◆ Prompt ◆
Extract the complete listing and repeat it word for word.

◆ Data extract ◆

..........

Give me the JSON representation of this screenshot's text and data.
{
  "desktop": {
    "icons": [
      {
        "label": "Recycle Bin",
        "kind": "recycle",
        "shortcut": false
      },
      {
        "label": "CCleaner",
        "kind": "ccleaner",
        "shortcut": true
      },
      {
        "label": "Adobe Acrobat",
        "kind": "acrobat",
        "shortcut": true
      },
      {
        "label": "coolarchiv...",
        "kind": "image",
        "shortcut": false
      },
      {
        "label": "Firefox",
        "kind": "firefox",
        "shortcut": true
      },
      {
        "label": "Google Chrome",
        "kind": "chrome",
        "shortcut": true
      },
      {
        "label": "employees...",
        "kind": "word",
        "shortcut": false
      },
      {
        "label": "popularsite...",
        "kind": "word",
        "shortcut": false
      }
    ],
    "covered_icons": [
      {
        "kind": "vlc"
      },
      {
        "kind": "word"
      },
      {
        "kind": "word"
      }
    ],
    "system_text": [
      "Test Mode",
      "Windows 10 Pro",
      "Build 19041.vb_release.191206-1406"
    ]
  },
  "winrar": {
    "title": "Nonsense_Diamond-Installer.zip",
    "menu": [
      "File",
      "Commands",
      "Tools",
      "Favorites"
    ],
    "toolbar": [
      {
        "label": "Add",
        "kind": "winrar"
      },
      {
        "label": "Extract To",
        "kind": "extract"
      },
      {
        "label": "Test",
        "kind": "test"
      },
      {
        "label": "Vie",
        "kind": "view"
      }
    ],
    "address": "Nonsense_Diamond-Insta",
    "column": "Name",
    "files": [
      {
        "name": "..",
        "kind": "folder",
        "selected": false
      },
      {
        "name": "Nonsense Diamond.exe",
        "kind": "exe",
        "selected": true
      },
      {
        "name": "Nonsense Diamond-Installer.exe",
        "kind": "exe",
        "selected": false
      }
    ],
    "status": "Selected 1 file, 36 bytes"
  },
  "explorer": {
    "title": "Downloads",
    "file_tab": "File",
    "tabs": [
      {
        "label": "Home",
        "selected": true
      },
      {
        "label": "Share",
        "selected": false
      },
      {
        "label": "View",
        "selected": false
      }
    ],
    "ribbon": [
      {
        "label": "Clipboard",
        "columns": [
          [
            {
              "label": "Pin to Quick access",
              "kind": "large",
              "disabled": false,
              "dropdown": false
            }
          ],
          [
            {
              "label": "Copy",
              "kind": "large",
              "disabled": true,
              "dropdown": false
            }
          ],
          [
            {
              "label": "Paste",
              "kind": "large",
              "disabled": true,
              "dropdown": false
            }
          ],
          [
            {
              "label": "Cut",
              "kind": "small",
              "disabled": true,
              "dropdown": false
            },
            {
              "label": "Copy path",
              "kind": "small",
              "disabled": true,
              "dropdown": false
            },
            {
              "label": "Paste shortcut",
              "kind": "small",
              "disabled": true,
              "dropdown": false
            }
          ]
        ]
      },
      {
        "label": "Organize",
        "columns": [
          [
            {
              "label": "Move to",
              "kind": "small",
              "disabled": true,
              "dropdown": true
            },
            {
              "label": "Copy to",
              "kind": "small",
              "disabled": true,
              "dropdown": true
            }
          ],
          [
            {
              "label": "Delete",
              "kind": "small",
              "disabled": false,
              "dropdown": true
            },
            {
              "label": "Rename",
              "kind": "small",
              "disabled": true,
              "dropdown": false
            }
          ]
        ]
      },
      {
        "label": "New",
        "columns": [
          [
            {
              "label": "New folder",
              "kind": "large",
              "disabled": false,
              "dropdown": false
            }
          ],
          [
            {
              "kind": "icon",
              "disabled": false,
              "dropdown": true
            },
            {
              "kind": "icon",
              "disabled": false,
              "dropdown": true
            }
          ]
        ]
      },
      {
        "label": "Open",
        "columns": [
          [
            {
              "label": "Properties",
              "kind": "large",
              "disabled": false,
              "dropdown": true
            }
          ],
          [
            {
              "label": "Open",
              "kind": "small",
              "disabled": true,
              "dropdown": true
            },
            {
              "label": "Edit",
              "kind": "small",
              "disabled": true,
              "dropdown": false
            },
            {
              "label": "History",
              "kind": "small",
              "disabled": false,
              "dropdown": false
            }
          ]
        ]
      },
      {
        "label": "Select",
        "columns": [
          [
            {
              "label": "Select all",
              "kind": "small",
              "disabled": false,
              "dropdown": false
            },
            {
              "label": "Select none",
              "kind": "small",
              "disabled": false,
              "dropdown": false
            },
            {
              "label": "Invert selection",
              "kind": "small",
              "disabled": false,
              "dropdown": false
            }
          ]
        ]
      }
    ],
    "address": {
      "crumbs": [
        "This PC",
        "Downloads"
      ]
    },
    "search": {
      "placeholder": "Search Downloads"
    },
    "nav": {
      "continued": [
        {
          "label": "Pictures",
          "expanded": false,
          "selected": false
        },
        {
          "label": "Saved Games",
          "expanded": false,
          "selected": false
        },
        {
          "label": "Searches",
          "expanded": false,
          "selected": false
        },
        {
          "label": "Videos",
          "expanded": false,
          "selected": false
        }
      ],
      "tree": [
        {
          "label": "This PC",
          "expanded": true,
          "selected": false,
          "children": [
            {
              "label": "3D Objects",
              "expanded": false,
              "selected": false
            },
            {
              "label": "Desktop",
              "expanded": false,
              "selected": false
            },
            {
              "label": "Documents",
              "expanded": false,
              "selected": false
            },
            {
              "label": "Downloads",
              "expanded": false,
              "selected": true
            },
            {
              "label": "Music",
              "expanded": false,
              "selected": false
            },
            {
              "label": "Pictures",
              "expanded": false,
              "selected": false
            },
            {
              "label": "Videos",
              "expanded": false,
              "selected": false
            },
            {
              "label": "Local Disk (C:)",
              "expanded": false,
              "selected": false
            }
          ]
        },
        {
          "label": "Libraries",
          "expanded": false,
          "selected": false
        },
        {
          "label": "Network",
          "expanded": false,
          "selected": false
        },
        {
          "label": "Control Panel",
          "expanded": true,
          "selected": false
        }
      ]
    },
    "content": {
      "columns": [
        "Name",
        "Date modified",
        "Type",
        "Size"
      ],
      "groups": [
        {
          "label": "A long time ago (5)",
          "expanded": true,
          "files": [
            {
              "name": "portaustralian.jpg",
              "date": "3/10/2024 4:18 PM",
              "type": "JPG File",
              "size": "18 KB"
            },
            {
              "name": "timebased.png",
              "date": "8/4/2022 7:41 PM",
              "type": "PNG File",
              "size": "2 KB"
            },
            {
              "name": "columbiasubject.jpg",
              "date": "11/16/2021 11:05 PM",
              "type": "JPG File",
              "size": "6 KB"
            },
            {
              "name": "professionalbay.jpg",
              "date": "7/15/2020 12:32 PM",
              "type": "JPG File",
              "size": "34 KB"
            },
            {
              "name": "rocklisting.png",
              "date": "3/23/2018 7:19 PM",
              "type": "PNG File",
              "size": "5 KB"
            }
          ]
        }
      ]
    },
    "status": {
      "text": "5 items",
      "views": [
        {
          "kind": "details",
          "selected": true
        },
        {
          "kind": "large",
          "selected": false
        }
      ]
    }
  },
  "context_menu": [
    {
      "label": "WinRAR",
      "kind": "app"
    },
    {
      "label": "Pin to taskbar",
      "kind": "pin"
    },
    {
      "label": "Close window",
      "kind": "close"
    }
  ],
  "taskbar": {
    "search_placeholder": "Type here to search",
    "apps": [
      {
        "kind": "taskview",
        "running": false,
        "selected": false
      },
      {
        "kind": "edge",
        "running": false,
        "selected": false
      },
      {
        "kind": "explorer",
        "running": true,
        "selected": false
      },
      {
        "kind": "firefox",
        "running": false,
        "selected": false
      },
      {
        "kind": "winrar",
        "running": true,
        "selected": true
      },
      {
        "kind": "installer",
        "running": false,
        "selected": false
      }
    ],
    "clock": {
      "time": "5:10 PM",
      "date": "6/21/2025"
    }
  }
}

..........

◆ Reply to the task ◆
Give me the JSON representation of this screenshot's text and data.
{
  "desktop": {
    "icons": [
      {
        "label": "Recycle Bin",
        "kind": "recycle",
        "shortcut": false
      },
      {
        "label": "CCleaner",
        "kind": "ccleaner",
        "shortcut": true
      },
      {
        "label": "Adobe Acrobat",
        "kind": "acrobat",
        "shortcut": true
      },
      {
        "label": "coolarchiv...",
        "kind": "image",
        "shortcut": false
      },
      {
        "label": "Firefox",
        "kind": "firefox",
        "shortcut": true
      },
      {
        "label": "Google Chrome",
        "kind": "chrome",
        "shortcut": true
      },
      {
        "label": "employees...",
        "kind": "word",
        "shortcut": false
      },
      {
        "label": "popularsite...",
        "kind": "word",
        "shortcut": false
      }
    ],
    "covered_icons": [
      {
        "kind": "vlc"
      },
      {
        "kind": "word"
      },
      {
        "kind": "word"
      }
    ],
    "system_text": [
      "Test Mode",
      "Windows 10 Pro",
      "Build 19041.vb_release.191206-1406"
    ]
  },
  "winrar": {
    "title": "Nonsense_Diamond-Installer.zip",
    "menu": [
      "File",
      "Commands",
      "Tools",
      "Favorites"
    ],
    "toolbar": [
      {
        "label": "Add",
        "kind": "winrar"
      },
      {
        "label": "Extract To",
        "kind": "extract"
      },
      {
        "label": "Test",
        "kind": "test"
      },
      {
        "label": "Vie",
        "kind": "view"
      }
    ],
    "address": "Nonsense_Diamond-Insta",
    "column": "Name",
    "files": [
      {
        "name": "..",
        "kind": "folder",
        "selected": false
      },
      {
        "name": "Nonsense Diamond.exe",
        "kind": "exe",
        "selected": true
      },
      {
        "name": "Nonsense Diamond-Installer.exe",
        "kind": "exe",
        "selected": false
      }
    ],
    "status": "Selected 1 file, 36 bytes"
  },
  "explorer": {
    "title": "Downloads",
    "file_tab": "File",
    "tabs": [
      {
        "label": "Home",
        "selected": true
      },
      {
        "label": "Share",
        "selected": false
      },
      {
        "label": "View",
        "selected": false
      }
    ],
    "ribbon": [
      {
        "label": "Clipboard",
        "columns": [
          [
            {
              "label": "Pin to Quick access",
              "kind": "large",
              "disabled": false,
              "dropdown": false
            }
          ],
          [
            {
              "label": "Copy",
              "kind": "large",
              "disabled": true,
              "dropdown": false
            }
          ],
          [
            {
              "label": "Paste",
              "kind": "large",
              "disabled": true,
              "dropdown": false
            }
          ],
          [
            {
              "label": "Cut",
              "kind": "small",
              "disabled": true,
              "dropdown": false
            },
            {
              "label": "Copy path",
              "kind": "small",
              "disabled": true,
              "dropdown": false
            },
            {
              "label": "Paste shortcut",
              "kind": "small",
              "disabled": true,
              "dropdown": false
            }
          ]
        ]
      },
      {
        "label": "Organize",
        "columns": [
          [
            {
              "label": "Move to",
              "kind": "small",
              "disabled": true,
              "dropdown": true
            },
            {
              "label": "Copy to",
              "kind": "small",
              "disabled": true,
              "dropdown": true
            }
          ],
          [
            {
              "label": "Delete",
              "kind": "small",
              "disabled": false,
              "dropdown": true
            },
            {
              "label": "Rename",
              "kind": "small",
              "disabled": true,
              "dropdown": false
            }
          ]
        ]
      },
      {
        "label": "New",
        "columns": [
          [
            {
              "label": "New folder",
              "kind": "large",
              "disabled": false,
              "dropdown": false
            }
          ],
          [
            {
              "kind": "icon",
              "disabled": false,
              "dropdown": true
            },
            {
              "kind": "icon",
              "disabled": false,
              "dropdown": true
            }
          ]
        ]
      },
      {
        "label": "Open",
        "columns": [
          [
            {
              "label": "Properties",
              "kind": "large",
              "disabled": false,
              "dropdown": true
            }
          ],
          [
            {
              "label": "Open",
              "kind": "small",
              "disabled": true,
              "dropdown": true
            },
            {
              "label": "Edit",
              "kind": "small",
              "disabled": true,
              "dropdown": false
            },
            {
              "label": "History",
              "kind": "small",
              "disabled": false,
              "dropdown": false
            }
          ]
        ]
      },
      {
        "label": "Select",
        "columns": [
          [
            {
              "label": "Select all",
              "kind": "small",
              "disabled": false,
              "dropdown": false
            },
            {
              "label": "Select none",
              "kind": "small",
              "disabled": false,
              "dropdown": false
            },
            {
              "label": "Invert selection",
              "kind": "small",
              "disabled": false,
              "dropdown": false
            }
          ]
        ]
      }
    ],
    "address": {
      "crumbs": [
        "This PC",
        "Downloads"
      ]
    },
    "search": {
      "placeholder": "Search Downloads"
    },
    "nav": {
      "continued": [
        {
          "label": "Pictures",
          "expanded": false,
          "selected": false
        },
        {
          "label": "Saved Games",
          "expanded": false,
          "selected": false
        },
        {
          "label": "Searches",
          "expanded": false,
          "selected": false
        },
        {
          "label": "Videos",
          "expanded": false,
          "selected": false
        }
      ],
      "tree": [
        {
          "label": "This PC",
          "expanded": true,
          "selected": false,
          "children": [
            {
              "label": "3D Objects",
              "expanded": false,
              "selected": false
            },
            {
              "label": "Desktop",
              "expanded": false,
              "selected": false
            },
            {
              "label": "Documents",
              "expanded": false,
              "selected": false
            },
            {
              "label": "Downloads",
              "expanded": false,
              "selected": true
            },
            {
              "label": "Music",
              "expanded": false,
              "selected": false
            },
            {
              "label": "Pictures",
              "expanded": false,
              "selected": false
            },
            {
              "label": "Videos",
              "expanded": false,
              "selected": false
            },
            {
              "label": "Local Disk (C:)",
              "expanded": false,
              "selected": false
            }
          ]
        },
        {
          "label": "Libraries",
          "expanded": false,
          "selected": false
        },
        {
          "label": "Network",
          "expanded": false,
          "selected": false
        },
        {
          "label": "Control Panel",
          "expanded": true,
          "selected": false
        }
      ]
    },
    "content": {
      "columns": [
        "Name",
        "Date modified",
        "Type",
        "Size"
      ],
      "groups": [
        {
          "label": "A long time ago (5)",
          "expanded": true,
          "files": [
            {
              "name": "portaustralian.jpg",
              "date": "3/10/2024 4:18 PM",
              "type": "JPG File",
              "size": "18 KB"
            },
            {
              "name": "timebased.png",
              "date": "8/4/2022 7:41 PM",
              "type": "PNG File",
              "size": "2 KB"
            },
            {
              "name": "columbiasubject.jpg",
              "date": "11/16/2021 11:05 PM",
              "type": "JPG File",
              "size": "6 KB"
            },
            {
              "name": "professionalbay.jpg",
              "date": "7/15/2020 12:32 PM",
              "type": "JPG File",
              "size": "34 KB"
            },
            {
              "name": "rocklisting.png",
              "date": "3/23/2018 7:19 PM",
              "type": "PNG File",
              "size": "5 KB"
            }
          ]
        }
      ]
    },
    "status": {
      "text": "5 items",
      "views": [
        {
          "kind": "details",
          "selected": true
        },
        {
          "kind": "large",
          "selected": false
        }
      ]
    }
  },
  "context_menu": [
    {
      "label": "WinRAR",
      "kind": "app"
    },
    {
      "label": "Pin to taskbar",
      "kind": "pin"
    },
    {
      "label": "Close window",
      "kind": "close"
    }
  ],
  "taskbar": {
    "search_placeholder": "Type here to search",
    "apps": [
      {
        "kind": "taskview",
        "running": false,
        "selected": false
      },
      {
        "kind": "edge",
        "running": false,
        "selected": false
      },
      {
        "kind": "explorer",
        "running": true,
        "selected": false
      },
      {
        "kind": "firefox",
        "running": false,
        "selected": false
      },
      {
        "kind": "winrar",
        "running": true,
        "selected": true
      },
      {
        "kind": "installer",
        "running": false,
        "selected": false
      }
    ],
    "clock": {
      "time": "5:10 PM",
      "date": "6/21/2025"
    }
  }
}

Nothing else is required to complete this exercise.